Stored data entries
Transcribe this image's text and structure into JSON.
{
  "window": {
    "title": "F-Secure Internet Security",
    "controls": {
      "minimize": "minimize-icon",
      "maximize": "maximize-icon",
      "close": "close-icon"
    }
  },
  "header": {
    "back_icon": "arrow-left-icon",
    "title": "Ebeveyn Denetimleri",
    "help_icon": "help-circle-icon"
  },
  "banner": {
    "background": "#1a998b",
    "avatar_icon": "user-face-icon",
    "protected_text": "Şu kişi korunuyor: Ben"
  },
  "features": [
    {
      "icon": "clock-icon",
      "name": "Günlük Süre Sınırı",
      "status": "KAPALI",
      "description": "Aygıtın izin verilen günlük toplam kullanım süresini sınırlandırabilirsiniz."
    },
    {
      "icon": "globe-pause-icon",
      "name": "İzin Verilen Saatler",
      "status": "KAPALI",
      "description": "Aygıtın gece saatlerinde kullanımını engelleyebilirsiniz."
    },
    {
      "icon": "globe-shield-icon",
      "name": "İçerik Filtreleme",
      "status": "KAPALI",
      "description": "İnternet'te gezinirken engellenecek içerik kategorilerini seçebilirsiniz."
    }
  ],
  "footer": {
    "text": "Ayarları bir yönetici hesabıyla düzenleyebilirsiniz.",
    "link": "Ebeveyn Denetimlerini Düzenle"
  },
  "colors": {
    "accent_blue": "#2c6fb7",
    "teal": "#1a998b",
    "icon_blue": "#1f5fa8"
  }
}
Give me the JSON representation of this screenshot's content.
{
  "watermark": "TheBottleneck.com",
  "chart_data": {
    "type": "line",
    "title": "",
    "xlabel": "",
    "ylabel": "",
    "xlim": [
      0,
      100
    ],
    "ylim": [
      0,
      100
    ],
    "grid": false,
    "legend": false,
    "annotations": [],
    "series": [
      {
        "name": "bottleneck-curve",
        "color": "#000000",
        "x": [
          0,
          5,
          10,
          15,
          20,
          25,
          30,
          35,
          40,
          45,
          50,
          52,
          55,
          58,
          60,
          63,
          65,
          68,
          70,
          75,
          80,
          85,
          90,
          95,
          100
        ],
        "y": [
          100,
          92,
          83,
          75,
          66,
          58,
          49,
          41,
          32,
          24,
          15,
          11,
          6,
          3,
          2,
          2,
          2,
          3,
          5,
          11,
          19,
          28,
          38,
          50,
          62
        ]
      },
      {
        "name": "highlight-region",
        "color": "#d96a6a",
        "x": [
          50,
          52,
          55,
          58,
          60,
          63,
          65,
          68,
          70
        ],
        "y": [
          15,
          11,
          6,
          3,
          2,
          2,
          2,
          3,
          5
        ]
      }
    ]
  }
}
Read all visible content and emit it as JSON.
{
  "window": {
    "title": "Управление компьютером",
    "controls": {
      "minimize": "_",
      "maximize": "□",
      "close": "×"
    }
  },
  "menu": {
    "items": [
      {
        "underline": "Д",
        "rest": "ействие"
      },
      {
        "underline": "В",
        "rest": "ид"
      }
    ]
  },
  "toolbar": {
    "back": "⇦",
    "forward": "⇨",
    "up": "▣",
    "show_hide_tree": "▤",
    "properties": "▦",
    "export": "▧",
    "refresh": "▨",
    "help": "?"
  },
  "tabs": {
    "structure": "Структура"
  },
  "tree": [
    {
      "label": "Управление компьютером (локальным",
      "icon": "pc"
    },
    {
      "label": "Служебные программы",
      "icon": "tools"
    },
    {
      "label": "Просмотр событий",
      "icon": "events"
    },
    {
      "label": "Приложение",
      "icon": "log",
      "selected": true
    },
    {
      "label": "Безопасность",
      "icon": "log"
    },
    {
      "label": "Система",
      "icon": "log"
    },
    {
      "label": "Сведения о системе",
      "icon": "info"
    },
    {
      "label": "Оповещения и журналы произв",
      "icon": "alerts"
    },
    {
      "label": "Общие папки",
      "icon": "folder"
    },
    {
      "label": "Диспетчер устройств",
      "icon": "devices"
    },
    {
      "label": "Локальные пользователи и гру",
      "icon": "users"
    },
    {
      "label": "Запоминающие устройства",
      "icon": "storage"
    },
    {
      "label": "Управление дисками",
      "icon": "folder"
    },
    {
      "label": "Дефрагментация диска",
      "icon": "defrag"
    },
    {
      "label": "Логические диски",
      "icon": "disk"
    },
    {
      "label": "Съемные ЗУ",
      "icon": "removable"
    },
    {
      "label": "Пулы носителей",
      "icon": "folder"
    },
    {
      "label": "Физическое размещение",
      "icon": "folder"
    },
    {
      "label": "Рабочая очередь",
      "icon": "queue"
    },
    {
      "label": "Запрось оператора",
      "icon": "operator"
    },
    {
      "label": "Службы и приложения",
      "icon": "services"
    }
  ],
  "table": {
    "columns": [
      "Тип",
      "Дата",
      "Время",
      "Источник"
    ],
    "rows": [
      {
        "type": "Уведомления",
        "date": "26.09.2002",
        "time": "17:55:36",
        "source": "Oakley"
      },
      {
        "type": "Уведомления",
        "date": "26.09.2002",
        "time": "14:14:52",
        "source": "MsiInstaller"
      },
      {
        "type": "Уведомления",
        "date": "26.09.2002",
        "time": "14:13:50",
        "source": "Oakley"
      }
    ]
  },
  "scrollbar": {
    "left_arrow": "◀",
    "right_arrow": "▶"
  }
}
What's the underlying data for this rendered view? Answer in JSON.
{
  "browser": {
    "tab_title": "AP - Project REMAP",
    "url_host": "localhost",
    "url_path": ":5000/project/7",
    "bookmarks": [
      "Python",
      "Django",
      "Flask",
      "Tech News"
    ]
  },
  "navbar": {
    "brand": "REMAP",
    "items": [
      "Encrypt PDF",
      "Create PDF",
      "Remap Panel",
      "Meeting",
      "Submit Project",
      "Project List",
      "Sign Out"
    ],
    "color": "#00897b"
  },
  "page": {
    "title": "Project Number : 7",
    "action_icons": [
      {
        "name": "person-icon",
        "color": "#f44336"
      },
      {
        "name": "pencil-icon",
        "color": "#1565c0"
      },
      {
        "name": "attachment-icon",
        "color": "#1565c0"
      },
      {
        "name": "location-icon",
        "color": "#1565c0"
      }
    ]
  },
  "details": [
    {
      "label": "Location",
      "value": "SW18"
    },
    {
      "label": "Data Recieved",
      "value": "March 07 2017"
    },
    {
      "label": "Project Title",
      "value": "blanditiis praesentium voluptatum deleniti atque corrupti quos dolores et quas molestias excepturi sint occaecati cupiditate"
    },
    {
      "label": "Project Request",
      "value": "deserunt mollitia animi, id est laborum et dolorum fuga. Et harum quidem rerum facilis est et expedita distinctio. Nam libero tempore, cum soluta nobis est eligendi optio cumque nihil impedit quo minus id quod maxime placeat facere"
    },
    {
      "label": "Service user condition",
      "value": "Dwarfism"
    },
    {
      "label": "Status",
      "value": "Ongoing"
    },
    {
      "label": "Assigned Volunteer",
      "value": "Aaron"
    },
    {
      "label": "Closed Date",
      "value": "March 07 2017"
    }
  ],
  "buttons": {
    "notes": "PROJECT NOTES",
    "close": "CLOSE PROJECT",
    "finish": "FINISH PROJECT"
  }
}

WORK TO BE COMPLETED:
Above are lines of data; state how many of them contain the word "globe", with no other output.

EXERCISE RESULT:
2